◆ DESCRIPTION OF THE TASK:
Retype all the records with nothing changed.

◆ MATERIAL FOR THE TASK:
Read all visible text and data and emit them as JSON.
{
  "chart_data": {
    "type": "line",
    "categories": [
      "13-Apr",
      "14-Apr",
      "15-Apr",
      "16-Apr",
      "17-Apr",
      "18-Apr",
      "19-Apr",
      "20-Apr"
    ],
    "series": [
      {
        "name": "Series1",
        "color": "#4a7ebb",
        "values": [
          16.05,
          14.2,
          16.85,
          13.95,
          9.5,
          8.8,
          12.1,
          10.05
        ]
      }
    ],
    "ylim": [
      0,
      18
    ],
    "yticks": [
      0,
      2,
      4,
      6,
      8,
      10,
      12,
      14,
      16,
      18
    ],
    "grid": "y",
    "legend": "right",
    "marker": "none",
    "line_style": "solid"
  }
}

◆ ANSWER TO THIS PROBLEM:
Read all visible text and data and emit them as JSON.
{
  "chart_data": {
    "type": "line",
    "categories": [
      "13-Apr",
      "14-Apr",
      "15-Apr",
      "16-Apr",
      "17-Apr",
      "18-Apr",
      "19-Apr",
      "20-Apr"
    ],
    "series": [
      {
        "name": "Series1",
        "color": "#4a7ebb",
        "values": [
          16.05,
          14.2,
          16.85,
          13.95,
          9.5,
          8.8,
          12.1,
          10.05
        ]
      }
    ],
    "ylim": [
      0,
      18
    ],
    "yticks": [
      0,
      2,
      4,
      6,
      8,
      10,
      12,
      14,
      16,
      18
    ],
    "grid": "y",
    "legend": "right",
    "marker": "none",
    "line_style": "solid"
  }
}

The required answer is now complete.